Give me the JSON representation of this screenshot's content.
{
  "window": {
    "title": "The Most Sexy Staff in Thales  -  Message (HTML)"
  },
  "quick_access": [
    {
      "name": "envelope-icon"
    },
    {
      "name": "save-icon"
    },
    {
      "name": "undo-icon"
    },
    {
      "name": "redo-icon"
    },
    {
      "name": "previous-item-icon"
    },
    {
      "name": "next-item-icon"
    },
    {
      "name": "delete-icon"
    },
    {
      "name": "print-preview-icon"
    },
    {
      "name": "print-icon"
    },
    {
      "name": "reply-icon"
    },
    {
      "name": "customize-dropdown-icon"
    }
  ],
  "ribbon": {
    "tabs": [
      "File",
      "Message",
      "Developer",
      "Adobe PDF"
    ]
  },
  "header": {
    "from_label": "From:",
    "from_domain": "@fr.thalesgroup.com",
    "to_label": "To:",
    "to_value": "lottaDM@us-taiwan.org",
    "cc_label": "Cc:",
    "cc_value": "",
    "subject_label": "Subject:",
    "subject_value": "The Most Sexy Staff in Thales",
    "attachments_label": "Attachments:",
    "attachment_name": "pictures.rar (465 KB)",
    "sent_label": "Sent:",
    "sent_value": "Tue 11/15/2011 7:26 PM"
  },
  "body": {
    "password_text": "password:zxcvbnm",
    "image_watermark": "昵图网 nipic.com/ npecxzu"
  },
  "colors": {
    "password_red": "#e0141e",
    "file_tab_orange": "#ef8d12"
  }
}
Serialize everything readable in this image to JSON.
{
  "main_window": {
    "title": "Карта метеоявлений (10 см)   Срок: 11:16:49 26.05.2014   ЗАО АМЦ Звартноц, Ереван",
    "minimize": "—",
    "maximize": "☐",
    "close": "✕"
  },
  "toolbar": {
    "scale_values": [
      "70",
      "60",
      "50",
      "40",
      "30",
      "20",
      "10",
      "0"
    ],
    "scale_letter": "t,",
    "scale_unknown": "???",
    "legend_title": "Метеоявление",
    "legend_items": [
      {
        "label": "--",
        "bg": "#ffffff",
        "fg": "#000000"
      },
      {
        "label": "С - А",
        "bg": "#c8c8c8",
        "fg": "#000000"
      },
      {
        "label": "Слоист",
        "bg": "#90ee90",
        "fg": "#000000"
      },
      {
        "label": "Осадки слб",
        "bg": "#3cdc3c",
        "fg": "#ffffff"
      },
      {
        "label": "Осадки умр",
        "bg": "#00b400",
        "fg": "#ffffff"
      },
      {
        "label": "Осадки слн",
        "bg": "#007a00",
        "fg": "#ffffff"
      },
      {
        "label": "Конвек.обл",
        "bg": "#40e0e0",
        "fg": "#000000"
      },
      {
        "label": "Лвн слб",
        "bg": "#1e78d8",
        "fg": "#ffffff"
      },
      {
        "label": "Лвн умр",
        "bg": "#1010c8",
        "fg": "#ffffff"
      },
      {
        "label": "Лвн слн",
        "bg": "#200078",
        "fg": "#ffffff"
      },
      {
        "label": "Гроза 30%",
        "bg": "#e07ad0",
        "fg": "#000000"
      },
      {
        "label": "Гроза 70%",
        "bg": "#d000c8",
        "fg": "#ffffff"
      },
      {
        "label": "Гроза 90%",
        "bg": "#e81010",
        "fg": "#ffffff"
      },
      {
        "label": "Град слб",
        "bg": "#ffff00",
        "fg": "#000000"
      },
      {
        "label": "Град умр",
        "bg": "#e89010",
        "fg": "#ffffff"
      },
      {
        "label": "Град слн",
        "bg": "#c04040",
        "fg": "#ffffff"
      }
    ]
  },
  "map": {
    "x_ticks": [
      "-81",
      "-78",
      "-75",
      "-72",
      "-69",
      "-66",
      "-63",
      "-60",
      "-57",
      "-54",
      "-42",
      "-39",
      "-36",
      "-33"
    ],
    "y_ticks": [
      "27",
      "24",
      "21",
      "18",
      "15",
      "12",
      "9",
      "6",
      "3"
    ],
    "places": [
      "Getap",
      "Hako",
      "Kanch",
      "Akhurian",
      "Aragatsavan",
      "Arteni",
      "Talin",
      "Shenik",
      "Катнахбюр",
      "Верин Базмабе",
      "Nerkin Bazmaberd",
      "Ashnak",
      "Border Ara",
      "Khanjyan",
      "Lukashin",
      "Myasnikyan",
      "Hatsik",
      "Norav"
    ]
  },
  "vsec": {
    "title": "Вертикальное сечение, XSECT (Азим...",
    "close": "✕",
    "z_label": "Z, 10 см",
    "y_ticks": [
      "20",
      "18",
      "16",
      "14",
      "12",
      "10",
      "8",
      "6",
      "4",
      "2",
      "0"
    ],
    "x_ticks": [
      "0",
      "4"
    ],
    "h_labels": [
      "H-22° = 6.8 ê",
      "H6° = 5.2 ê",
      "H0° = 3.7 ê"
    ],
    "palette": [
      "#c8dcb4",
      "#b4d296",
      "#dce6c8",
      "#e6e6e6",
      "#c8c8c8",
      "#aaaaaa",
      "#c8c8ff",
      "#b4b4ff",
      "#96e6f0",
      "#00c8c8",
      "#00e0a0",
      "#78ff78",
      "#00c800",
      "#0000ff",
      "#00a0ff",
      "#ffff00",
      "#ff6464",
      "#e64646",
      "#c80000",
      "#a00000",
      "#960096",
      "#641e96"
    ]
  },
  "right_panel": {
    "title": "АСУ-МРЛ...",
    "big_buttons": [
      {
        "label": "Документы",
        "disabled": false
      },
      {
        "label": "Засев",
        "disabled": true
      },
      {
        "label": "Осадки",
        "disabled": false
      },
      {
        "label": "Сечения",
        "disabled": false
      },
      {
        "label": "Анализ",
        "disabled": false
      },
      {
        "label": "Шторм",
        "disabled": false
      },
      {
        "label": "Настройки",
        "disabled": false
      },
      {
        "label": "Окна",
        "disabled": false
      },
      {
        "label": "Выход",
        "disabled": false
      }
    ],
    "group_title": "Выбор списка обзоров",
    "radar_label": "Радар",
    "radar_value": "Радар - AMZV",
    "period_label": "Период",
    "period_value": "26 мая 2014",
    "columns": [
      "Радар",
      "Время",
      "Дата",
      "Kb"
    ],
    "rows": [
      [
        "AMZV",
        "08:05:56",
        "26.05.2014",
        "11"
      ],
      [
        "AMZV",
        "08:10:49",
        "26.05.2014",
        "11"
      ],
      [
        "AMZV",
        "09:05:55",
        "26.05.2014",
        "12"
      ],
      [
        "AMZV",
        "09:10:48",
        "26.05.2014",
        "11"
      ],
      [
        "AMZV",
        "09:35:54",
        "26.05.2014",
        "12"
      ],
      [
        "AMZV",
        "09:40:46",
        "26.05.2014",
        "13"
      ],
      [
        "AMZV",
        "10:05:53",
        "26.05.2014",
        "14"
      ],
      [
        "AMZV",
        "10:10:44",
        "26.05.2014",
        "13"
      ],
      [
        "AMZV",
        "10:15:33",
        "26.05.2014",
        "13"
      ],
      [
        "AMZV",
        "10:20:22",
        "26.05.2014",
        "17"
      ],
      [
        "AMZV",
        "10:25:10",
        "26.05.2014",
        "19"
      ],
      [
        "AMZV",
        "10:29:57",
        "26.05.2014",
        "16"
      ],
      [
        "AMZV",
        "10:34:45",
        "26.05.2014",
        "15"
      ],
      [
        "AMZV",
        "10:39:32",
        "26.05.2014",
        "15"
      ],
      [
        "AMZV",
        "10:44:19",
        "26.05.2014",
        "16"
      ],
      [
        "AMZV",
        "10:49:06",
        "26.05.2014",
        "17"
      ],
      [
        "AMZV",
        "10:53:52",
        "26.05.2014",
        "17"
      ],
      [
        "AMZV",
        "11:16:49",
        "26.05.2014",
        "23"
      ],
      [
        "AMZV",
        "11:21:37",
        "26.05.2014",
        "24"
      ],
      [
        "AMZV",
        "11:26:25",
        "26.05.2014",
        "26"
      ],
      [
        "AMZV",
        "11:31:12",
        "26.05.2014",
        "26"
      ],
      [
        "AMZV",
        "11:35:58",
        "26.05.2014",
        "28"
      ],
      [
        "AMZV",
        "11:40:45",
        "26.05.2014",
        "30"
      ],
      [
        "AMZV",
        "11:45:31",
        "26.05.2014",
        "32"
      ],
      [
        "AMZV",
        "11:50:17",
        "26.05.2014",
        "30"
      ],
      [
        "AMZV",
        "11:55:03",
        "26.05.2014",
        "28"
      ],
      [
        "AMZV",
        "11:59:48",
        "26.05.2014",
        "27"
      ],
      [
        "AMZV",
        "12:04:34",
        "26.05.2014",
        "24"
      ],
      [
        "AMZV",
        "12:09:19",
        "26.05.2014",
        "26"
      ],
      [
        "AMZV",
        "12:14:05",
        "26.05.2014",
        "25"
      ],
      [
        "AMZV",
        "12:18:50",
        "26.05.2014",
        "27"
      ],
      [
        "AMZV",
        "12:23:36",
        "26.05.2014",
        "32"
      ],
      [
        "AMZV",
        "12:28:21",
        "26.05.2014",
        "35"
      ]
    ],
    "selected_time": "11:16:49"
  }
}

==*==

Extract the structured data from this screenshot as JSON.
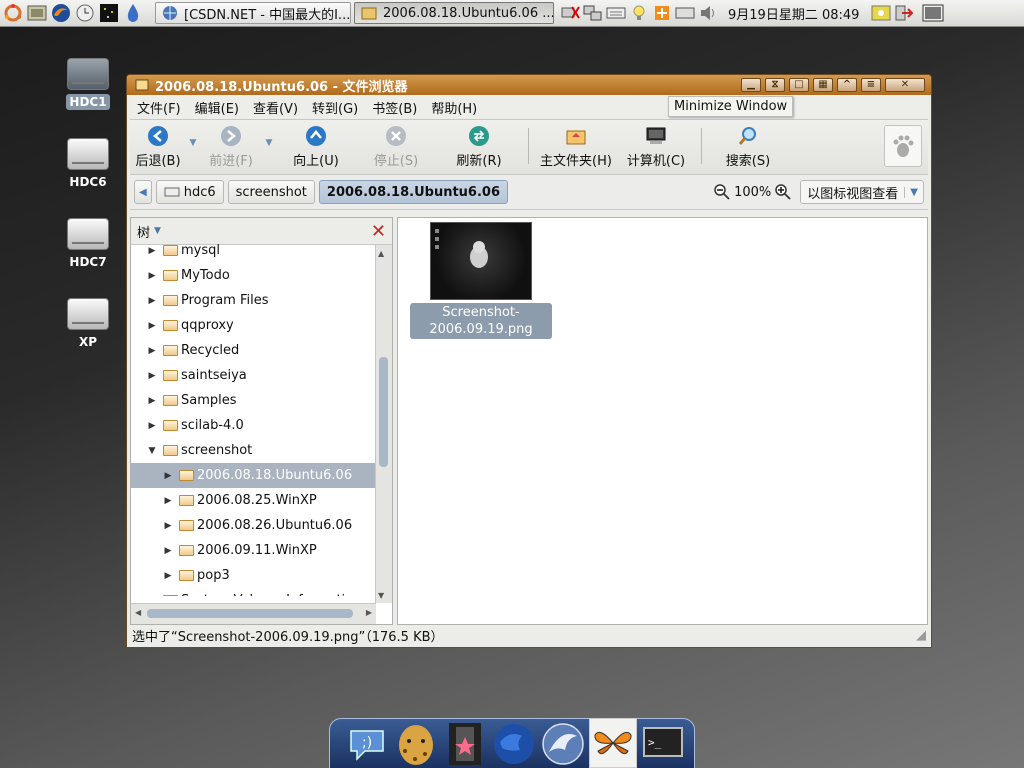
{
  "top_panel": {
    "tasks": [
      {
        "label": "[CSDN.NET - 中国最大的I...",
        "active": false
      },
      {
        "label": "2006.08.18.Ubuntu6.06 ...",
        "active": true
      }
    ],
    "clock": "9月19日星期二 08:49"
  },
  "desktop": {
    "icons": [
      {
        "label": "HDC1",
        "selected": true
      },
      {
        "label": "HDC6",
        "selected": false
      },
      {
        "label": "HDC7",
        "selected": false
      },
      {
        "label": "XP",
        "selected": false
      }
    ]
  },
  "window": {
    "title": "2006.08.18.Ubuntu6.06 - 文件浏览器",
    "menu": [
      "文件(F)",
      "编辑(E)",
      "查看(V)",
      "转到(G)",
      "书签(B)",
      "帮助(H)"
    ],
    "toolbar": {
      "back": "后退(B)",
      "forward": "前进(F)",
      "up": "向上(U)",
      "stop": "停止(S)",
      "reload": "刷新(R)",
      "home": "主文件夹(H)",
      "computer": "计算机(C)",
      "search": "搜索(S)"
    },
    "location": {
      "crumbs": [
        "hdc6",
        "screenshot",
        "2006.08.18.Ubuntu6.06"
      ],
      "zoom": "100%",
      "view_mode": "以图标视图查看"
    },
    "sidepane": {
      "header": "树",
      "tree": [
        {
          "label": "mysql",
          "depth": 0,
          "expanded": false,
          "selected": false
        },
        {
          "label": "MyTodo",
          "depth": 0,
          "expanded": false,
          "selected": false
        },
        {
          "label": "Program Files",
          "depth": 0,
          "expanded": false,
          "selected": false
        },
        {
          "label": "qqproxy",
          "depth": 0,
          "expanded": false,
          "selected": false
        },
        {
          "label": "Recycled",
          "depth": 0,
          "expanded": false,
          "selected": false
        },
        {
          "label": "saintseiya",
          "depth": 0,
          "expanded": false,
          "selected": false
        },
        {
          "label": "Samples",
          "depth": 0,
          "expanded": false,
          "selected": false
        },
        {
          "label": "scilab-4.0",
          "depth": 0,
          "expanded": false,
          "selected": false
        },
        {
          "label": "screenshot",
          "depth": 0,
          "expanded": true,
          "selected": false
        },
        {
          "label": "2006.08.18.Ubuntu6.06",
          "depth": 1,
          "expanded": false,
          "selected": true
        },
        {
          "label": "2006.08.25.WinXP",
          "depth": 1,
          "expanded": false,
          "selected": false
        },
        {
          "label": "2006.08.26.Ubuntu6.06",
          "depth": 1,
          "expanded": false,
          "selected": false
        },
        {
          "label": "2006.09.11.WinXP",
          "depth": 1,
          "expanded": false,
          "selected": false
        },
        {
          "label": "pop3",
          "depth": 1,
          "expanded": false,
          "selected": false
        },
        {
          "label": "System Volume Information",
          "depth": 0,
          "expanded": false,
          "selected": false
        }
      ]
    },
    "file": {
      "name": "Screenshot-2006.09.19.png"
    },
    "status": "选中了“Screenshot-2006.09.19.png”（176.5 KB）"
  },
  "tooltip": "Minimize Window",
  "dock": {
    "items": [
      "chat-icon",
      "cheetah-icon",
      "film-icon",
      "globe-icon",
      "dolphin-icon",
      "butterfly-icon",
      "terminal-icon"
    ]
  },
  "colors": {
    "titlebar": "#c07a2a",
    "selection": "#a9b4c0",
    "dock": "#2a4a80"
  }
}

==*==

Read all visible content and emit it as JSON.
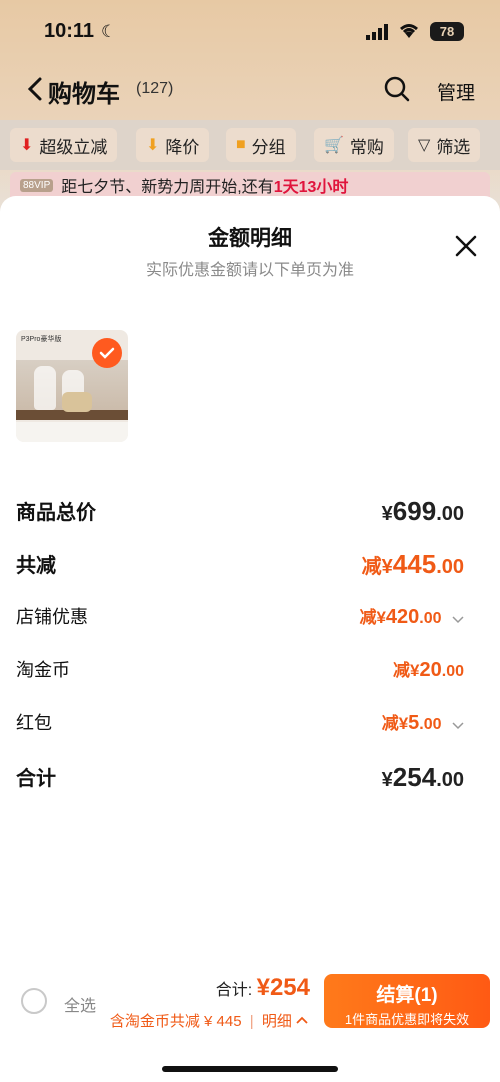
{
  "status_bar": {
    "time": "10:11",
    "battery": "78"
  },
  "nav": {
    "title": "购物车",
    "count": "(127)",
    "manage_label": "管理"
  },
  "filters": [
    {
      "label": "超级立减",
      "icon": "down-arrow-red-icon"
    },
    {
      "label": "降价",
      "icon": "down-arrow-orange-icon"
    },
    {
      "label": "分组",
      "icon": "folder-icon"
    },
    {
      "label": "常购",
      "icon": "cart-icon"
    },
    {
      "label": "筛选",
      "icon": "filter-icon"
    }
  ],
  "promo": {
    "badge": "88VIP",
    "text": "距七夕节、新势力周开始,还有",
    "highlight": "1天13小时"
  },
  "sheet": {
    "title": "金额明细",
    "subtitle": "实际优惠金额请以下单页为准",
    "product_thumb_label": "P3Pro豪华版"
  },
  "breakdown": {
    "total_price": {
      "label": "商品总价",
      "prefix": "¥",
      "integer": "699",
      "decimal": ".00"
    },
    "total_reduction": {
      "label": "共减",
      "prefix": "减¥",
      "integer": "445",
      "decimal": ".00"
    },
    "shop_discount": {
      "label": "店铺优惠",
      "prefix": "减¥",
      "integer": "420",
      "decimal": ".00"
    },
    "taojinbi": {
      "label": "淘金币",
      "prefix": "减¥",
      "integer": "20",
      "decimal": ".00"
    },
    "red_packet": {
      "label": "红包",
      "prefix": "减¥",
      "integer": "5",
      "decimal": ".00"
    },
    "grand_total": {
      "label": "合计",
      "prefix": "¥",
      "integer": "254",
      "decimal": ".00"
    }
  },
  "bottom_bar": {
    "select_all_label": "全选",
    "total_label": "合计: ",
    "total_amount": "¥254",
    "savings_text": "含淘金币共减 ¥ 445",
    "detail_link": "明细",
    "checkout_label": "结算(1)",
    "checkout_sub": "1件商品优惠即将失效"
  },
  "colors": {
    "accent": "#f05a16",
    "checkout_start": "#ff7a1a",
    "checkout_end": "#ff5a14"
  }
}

==*==

● **Problem to solve**:
Give the number of lines in the listing above that hold the string "WinXP", with nothing else.

● **Written answer**:
2